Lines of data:
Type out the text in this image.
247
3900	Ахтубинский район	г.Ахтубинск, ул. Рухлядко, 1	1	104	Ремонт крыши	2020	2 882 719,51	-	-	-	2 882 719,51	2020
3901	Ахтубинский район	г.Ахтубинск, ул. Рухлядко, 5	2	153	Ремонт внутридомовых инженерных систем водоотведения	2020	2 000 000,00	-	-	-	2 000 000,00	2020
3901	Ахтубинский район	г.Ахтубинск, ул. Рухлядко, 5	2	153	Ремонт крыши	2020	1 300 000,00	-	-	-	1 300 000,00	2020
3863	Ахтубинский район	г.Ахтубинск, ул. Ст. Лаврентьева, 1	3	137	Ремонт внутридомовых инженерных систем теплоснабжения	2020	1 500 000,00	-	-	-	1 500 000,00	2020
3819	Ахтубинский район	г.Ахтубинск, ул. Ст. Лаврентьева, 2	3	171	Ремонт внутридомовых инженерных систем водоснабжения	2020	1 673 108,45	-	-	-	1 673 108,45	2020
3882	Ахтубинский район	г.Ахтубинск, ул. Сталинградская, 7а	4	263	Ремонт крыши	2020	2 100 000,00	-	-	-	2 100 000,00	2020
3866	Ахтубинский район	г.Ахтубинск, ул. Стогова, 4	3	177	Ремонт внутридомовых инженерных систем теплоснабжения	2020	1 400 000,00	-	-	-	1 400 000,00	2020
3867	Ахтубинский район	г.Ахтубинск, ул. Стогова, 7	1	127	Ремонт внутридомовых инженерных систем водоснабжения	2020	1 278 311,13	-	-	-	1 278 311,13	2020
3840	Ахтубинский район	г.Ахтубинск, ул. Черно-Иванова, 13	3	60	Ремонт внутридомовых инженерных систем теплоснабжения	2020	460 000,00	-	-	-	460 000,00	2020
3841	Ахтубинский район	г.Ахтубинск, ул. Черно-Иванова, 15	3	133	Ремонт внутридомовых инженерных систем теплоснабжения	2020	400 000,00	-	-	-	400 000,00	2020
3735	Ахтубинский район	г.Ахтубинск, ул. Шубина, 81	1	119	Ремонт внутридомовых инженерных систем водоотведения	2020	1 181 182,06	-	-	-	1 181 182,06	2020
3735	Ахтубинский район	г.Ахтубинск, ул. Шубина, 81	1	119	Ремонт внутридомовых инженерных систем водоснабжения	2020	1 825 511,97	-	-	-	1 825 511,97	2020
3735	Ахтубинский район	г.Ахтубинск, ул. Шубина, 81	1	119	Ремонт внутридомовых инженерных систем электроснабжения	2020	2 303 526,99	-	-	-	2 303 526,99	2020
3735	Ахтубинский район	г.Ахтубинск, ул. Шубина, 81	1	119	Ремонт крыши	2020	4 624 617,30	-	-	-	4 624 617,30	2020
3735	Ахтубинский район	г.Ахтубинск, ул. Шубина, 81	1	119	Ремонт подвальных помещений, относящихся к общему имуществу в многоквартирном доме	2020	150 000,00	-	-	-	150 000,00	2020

◆ Stated exercise
Report only the number of lines in the listing that contain the word "Черно".

◆ The result
2